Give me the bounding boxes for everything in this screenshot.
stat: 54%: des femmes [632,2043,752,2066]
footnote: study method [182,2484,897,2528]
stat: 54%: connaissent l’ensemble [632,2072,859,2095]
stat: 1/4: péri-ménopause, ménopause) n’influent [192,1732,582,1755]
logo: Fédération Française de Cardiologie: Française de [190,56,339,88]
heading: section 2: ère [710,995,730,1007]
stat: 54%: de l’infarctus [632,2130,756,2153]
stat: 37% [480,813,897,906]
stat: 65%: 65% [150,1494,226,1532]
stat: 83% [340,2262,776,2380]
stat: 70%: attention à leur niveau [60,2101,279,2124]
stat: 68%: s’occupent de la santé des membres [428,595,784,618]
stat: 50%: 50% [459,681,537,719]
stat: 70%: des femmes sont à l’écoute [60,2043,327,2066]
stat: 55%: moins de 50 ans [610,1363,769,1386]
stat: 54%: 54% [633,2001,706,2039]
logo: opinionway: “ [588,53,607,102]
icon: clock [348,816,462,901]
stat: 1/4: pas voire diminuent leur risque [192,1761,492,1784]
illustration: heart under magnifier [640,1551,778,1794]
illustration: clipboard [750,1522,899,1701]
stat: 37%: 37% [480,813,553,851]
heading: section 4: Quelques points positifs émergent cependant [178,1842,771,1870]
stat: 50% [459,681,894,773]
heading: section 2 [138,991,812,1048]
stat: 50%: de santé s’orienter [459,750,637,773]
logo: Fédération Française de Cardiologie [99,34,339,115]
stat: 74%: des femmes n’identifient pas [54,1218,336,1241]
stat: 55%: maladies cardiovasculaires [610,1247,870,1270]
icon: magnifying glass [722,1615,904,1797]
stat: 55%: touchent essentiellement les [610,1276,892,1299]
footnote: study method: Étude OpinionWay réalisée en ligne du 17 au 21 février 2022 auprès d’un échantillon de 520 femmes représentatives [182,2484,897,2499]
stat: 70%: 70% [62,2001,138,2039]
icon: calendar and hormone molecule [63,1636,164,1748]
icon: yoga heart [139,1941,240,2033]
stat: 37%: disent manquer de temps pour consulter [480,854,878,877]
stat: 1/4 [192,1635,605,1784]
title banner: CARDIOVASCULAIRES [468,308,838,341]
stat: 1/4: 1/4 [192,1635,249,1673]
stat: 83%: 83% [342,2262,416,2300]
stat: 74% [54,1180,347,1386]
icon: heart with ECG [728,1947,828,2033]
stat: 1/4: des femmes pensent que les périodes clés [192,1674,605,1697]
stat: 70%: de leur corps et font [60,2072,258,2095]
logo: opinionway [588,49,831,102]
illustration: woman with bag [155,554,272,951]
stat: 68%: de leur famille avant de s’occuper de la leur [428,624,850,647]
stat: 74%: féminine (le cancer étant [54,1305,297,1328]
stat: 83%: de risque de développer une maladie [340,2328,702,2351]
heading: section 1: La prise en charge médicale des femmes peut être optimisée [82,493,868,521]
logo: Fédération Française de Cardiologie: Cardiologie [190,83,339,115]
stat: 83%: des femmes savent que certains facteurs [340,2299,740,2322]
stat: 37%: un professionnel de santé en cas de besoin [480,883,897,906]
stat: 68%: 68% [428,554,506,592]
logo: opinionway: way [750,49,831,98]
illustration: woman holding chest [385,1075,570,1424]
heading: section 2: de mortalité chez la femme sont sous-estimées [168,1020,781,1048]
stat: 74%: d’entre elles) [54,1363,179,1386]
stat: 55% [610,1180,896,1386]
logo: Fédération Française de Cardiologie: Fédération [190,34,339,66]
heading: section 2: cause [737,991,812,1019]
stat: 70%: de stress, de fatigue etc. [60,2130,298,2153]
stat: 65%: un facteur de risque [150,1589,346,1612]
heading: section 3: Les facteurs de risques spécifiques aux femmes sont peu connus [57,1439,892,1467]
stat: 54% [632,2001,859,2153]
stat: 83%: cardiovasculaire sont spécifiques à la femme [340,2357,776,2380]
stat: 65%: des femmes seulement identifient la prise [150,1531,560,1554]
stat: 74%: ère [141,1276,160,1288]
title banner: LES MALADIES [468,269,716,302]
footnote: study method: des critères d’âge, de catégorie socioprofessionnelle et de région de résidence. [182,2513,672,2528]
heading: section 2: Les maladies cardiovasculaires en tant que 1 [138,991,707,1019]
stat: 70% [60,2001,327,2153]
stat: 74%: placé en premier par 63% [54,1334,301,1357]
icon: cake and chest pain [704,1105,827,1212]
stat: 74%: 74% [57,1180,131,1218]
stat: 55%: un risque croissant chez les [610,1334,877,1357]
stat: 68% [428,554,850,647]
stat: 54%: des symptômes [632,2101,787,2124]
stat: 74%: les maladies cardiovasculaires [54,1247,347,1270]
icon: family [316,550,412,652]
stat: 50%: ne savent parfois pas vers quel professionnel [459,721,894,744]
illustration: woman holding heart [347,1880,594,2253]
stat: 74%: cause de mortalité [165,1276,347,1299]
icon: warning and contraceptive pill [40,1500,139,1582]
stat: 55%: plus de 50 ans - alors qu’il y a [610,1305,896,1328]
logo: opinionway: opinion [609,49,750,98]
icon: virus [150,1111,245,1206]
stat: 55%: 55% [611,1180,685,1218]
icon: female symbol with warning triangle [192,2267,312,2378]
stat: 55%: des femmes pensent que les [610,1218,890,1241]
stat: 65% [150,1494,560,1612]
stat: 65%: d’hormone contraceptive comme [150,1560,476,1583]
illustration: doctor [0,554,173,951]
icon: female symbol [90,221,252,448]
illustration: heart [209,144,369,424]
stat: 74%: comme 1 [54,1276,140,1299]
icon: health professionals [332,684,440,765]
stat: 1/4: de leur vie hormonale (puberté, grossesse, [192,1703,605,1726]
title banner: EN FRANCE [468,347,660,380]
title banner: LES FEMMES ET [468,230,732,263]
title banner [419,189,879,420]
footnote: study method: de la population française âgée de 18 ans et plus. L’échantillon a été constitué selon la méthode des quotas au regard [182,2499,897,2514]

GOAL OF THE EXERCISE:
Wherever the string "chez" appears in a line above, copy that line.

SOLUTION TO THIS EXERCISE:
heading: section 2: de mortalité chez la femme sont sous-estimées [168,1020,781,1048]
stat: 55%: un risque croissant chez les [610,1334,877,1357]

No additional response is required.